--- Input ---

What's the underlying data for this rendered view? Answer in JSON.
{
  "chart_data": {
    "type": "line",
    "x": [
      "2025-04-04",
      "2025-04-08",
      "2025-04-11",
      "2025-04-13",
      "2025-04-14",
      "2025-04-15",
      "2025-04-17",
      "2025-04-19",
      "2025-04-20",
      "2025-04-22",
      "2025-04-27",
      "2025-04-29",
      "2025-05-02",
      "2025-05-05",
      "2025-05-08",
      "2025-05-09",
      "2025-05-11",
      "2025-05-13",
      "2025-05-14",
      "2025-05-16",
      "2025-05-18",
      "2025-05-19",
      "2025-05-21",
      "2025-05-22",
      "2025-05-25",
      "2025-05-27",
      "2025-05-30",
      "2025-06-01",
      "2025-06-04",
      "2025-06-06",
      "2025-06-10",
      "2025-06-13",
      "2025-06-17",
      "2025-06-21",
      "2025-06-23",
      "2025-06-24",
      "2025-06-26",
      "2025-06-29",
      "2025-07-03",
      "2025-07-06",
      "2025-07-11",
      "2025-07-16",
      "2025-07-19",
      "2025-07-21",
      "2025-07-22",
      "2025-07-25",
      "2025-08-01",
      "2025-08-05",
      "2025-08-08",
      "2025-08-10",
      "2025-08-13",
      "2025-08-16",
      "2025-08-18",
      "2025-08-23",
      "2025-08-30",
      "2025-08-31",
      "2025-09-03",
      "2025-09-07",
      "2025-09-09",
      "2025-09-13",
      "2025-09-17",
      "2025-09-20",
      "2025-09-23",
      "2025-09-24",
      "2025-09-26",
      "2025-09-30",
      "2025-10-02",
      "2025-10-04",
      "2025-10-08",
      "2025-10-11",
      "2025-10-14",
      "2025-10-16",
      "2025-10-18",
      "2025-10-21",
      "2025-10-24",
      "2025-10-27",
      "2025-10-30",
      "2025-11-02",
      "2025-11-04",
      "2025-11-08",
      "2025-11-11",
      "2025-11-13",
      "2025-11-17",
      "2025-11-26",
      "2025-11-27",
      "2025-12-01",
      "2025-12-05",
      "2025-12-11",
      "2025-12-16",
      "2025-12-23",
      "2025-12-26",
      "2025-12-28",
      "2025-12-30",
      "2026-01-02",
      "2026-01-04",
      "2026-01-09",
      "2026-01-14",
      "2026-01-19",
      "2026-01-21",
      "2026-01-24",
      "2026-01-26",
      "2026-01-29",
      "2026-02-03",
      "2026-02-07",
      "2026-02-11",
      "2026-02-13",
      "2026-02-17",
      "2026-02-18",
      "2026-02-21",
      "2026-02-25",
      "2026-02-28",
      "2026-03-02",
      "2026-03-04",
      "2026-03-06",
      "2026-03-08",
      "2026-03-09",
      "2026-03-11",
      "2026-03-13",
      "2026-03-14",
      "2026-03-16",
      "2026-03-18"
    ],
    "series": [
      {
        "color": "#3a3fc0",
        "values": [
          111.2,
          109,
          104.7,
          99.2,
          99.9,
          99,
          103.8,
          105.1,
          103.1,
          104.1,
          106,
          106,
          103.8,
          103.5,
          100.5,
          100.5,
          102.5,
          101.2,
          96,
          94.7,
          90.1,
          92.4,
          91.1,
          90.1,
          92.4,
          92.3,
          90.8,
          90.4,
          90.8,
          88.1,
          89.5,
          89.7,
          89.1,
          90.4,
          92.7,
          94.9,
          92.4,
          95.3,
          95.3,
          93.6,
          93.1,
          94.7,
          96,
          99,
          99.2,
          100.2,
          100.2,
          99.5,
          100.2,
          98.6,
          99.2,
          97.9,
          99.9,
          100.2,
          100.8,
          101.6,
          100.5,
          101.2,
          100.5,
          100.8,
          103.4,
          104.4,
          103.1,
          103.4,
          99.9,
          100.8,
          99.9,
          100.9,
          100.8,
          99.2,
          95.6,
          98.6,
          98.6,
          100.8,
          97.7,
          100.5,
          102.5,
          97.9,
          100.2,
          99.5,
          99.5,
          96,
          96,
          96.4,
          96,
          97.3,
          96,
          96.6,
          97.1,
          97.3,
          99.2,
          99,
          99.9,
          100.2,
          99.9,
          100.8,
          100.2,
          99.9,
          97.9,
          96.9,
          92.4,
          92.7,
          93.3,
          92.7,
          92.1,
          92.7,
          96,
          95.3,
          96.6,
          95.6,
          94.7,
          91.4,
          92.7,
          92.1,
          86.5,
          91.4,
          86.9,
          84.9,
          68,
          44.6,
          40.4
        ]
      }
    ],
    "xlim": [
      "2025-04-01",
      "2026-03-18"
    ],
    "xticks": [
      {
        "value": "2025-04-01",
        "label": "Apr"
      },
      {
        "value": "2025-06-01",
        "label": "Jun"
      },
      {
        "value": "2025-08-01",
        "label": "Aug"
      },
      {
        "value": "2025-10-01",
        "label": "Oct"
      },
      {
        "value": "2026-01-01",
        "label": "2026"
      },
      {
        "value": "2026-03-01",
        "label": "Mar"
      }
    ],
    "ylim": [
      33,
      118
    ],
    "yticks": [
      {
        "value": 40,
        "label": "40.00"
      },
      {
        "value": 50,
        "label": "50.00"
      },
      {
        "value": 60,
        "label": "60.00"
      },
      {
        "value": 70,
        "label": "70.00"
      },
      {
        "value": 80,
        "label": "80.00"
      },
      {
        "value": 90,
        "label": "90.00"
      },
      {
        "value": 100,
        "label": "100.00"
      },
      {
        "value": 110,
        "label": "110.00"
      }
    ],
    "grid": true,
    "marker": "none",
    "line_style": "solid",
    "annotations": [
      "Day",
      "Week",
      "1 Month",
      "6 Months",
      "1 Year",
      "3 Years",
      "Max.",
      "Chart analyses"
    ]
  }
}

---

What you will do | Output each record precisely as given.

Output |
What's the underlying data for this rendered view? Answer in JSON.
{
  "chart_data": {
    "type": "line",
    "x": [
      "2025-04-04",
      "2025-04-08",
      "2025-04-11",
      "2025-04-13",
      "2025-04-14",
      "2025-04-15",
      "2025-04-17",
      "2025-04-19",
      "2025-04-20",
      "2025-04-22",
      "2025-04-27",
      "2025-04-29",
      "2025-05-02",
      "2025-05-05",
      "2025-05-08",
      "2025-05-09",
      "2025-05-11",
      "2025-05-13",
      "2025-05-14",
      "2025-05-16",
      "2025-05-18",
      "2025-05-19",
      "2025-05-21",
      "2025-05-22",
      "2025-05-25",
      "2025-05-27",
      "2025-05-30",
      "2025-06-01",
      "2025-06-04",
      "2025-06-06",
      "2025-06-10",
      "2025-06-13",
      "2025-06-17",
      "2025-06-21",
      "2025-06-23",
      "2025-06-24",
      "2025-06-26",
      "2025-06-29",
      "2025-07-03",
      "2025-07-06",
      "2025-07-11",
      "2025-07-16",
      "2025-07-19",
      "2025-07-21",
      "2025-07-22",
      "2025-07-25",
      "2025-08-01",
      "2025-08-05",
      "2025-08-08",
      "2025-08-10",
      "2025-08-13",
      "2025-08-16",
      "2025-08-18",
      "2025-08-23",
      "2025-08-30",
      "2025-08-31",
      "2025-09-03",
      "2025-09-07",
      "2025-09-09",
      "2025-09-13",
      "2025-09-17",
      "2025-09-20",
      "2025-09-23",
      "2025-09-24",
      "2025-09-26",
      "2025-09-30",
      "2025-10-02",
      "2025-10-04",
      "2025-10-08",
      "2025-10-11",
      "2025-10-14",
      "2025-10-16",
      "2025-10-18",
      "2025-10-21",
      "2025-10-24",
      "2025-10-27",
      "2025-10-30",
      "2025-11-02",
      "2025-11-04",
      "2025-11-08",
      "2025-11-11",
      "2025-11-13",
      "2025-11-17",
      "2025-11-26",
      "2025-11-27",
      "2025-12-01",
      "2025-12-05",
      "2025-12-11",
      "2025-12-16",
      "2025-12-23",
      "2025-12-26",
      "2025-12-28",
      "2025-12-30",
      "2026-01-02",
      "2026-01-04",
      "2026-01-09",
      "2026-01-14",
      "2026-01-19",
      "2026-01-21",
      "2026-01-24",
      "2026-01-26",
      "2026-01-29",
      "2026-02-03",
      "2026-02-07",
      "2026-02-11",
      "2026-02-13",
      "2026-02-17",
      "2026-02-18",
      "2026-02-21",
      "2026-02-25",
      "2026-02-28",
      "2026-03-02",
      "2026-03-04",
      "2026-03-06",
      "2026-03-08",
      "2026-03-09",
      "2026-03-11",
      "2026-03-13",
      "2026-03-14",
      "2026-03-16",
      "2026-03-18"
    ],
    "series": [
      {
        "color": "#3a3fc0",
        "values": [
          111.2,
          109,
          104.7,
          99.2,
          99.9,
          99,
          103.8,
          105.1,
          103.1,
          104.1,
          106,
          106,
          103.8,
          103.5,
          100.5,
          100.5,
          102.5,
          101.2,
          96,
          94.7,
          90.1,
          92.4,
          91.1,
          90.1,
          92.4,
          92.3,
          90.8,
          90.4,
          90.8,
          88.1,
          89.5,
          89.7,
          89.1,
          90.4,
          92.7,
          94.9,
          92.4,
          95.3,
          95.3,
          93.6,
          93.1,
          94.7,
          96,
          99,
          99.2,
          100.2,
          100.2,
          99.5,
          100.2,
          98.6,
          99.2,
          97.9,
          99.9,
          100.2,
          100.8,
          101.6,
          100.5,
          101.2,
          100.5,
          100.8,
          103.4,
          104.4,
          103.1,
          103.4,
          99.9,
          100.8,
          99.9,
          100.9,
          100.8,
          99.2,
          95.6,
          98.6,
          98.6,
          100.8,
          97.7,
          100.5,
          102.5,
          97.9,
          100.2,
          99.5,
          99.5,
          96,
          96,
          96.4,
          96,
          97.3,
          96,
          96.6,
          97.1,
          97.3,
          99.2,
          99,
          99.9,
          100.2,
          99.9,
          100.8,
          100.2,
          99.9,
          97.9,
          96.9,
          92.4,
          92.7,
          93.3,
          92.7,
          92.1,
          92.7,
          96,
          95.3,
          96.6,
          95.6,
          94.7,
          91.4,
          92.7,
          92.1,
          86.5,
          91.4,
          86.9,
          84.9,
          68,
          44.6,
          40.4
        ]
      }
    ],
    "xlim": [
      "2025-04-01",
      "2026-03-18"
    ],
    "xticks": [
      {
        "value": "2025-04-01",
        "label": "Apr"
      },
      {
        "value": "2025-06-01",
        "label": "Jun"
      },
      {
        "value": "2025-08-01",
        "label": "Aug"
      },
      {
        "value": "2025-10-01",
        "label": "Oct"
      },
      {
        "value": "2026-01-01",
        "label": "2026"
      },
      {
        "value": "2026-03-01",
        "label": "Mar"
      }
    ],
    "ylim": [
      33,
      118
    ],
    "yticks": [
      {
        "value": 40,
        "label": "40.00"
      },
      {
        "value": 50,
        "label": "50.00"
      },
      {
        "value": 60,
        "label": "60.00"
      },
      {
        "value": 70,
        "label": "70.00"
      },
      {
        "value": 80,
        "label": "80.00"
      },
      {
        "value": 90,
        "label": "90.00"
      },
      {
        "value": 100,
        "label": "100.00"
      },
      {
        "value": 110,
        "label": "110.00"
      }
    ],
    "grid": true,
    "marker": "none",
    "line_style": "solid",
    "annotations": [
      "Day",
      "Week",
      "1 Month",
      "6 Months",
      "1 Year",
      "3 Years",
      "Max.",
      "Chart analyses"
    ]
  }
}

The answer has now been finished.